Aim
Make an exact transcription of the material, leaving out all images.

Provided material
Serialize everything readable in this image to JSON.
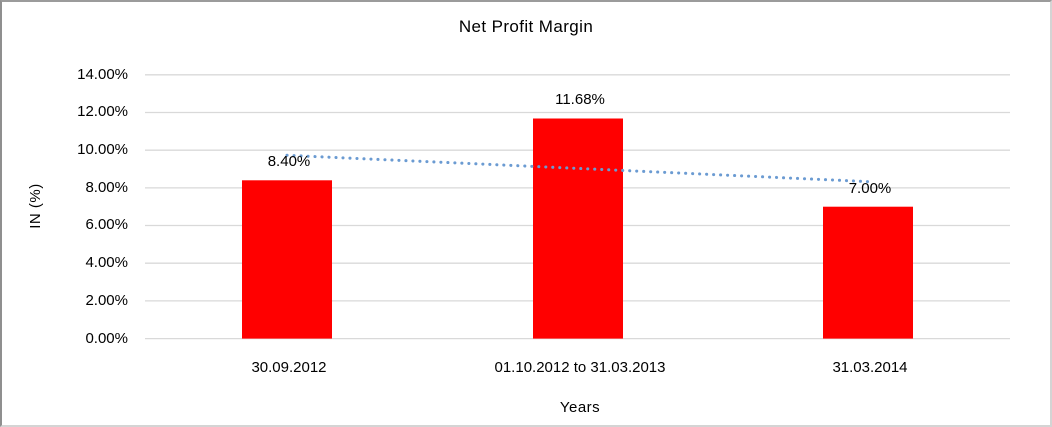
{
  "chart_data": {
    "type": "bar",
    "title": "Net Profit Margin",
    "xlabel": "Years",
    "ylabel": "IN (%)",
    "categories": [
      "30.09.2012",
      "01.10.2012 to 31.03.2013",
      "31.03.2014"
    ],
    "values": [
      8.4,
      11.68,
      7.0
    ],
    "data_labels": [
      "8.40%",
      "11.68%",
      "7.00%"
    ],
    "y_ticks": [
      "14.00%",
      "12.00%",
      "10.00%",
      "8.00%",
      "6.00%",
      "4.00%",
      "2.00%",
      "0.00%"
    ],
    "y_tick_values": [
      14,
      12,
      10,
      8,
      6,
      4,
      2,
      0
    ],
    "ylim": [
      0,
      14
    ],
    "grid": true,
    "legend_position": "none",
    "trendline": {
      "type": "linear",
      "style": "dotted",
      "trend_values": [
        9.73,
        9.03,
        8.33
      ]
    },
    "colors": {
      "bar": "#ff0000",
      "trendline": "#6b9bd2",
      "gridline": "#d9d9d9",
      "text": "#000000",
      "background": "#ffffff",
      "frame": "#c9c9c9"
    }
  }
}
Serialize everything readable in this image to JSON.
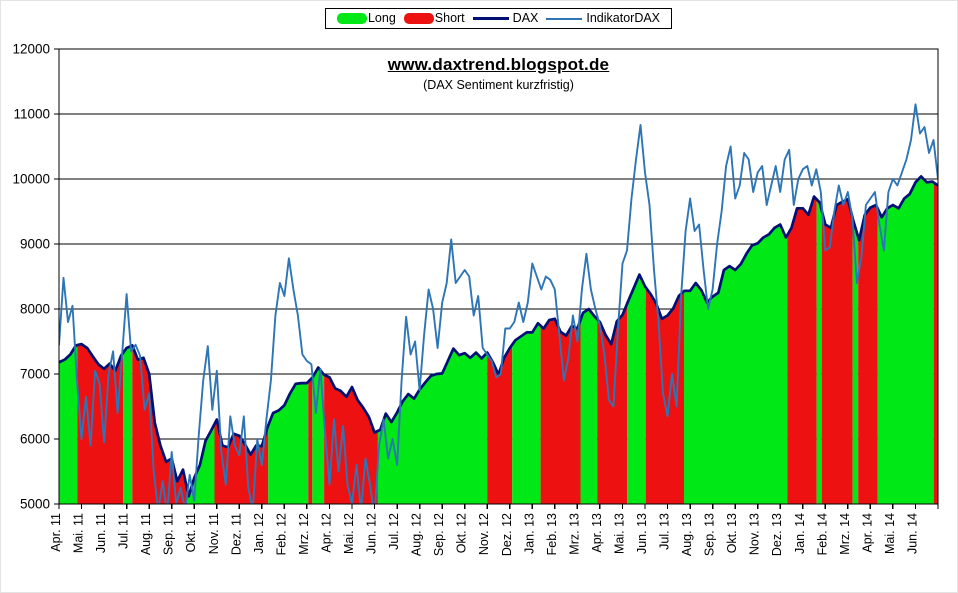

Solution for this exercise
Serialize everything readable in this image to JSON.
{
  "chart_data": {
    "type": "bar",
    "title": "Net Profit Margin",
    "xlabel": "Years",
    "ylabel": "IN (%)",
    "categories": [
      "30.09.2012",
      "01.10.2012 to 31.03.2013",
      "31.03.2014"
    ],
    "values": [
      8.4,
      11.68,
      7.0
    ],
    "data_labels": [
      "8.40%",
      "11.68%",
      "7.00%"
    ],
    "y_ticks": [
      "14.00%",
      "12.00%",
      "10.00%",
      "8.00%",
      "6.00%",
      "4.00%",
      "2.00%",
      "0.00%"
    ],
    "y_tick_values": [
      14,
      12,
      10,
      8,
      6,
      4,
      2,
      0
    ],
    "ylim": [
      0,
      14
    ],
    "grid": true,
    "legend_position": "none",
    "trendline": {
      "type": "linear",
      "style": "dotted",
      "trend_values": [
        9.73,
        9.03,
        8.33
      ]
    },
    "colors": {
      "bar": "#ff0000",
      "trendline": "#6b9bd2",
      "gridline": "#d9d9d9",
      "text": "#000000",
      "background": "#ffffff",
      "frame": "#c9c9c9"
    }
  }
}
Serialize everything readable in this image to JSON.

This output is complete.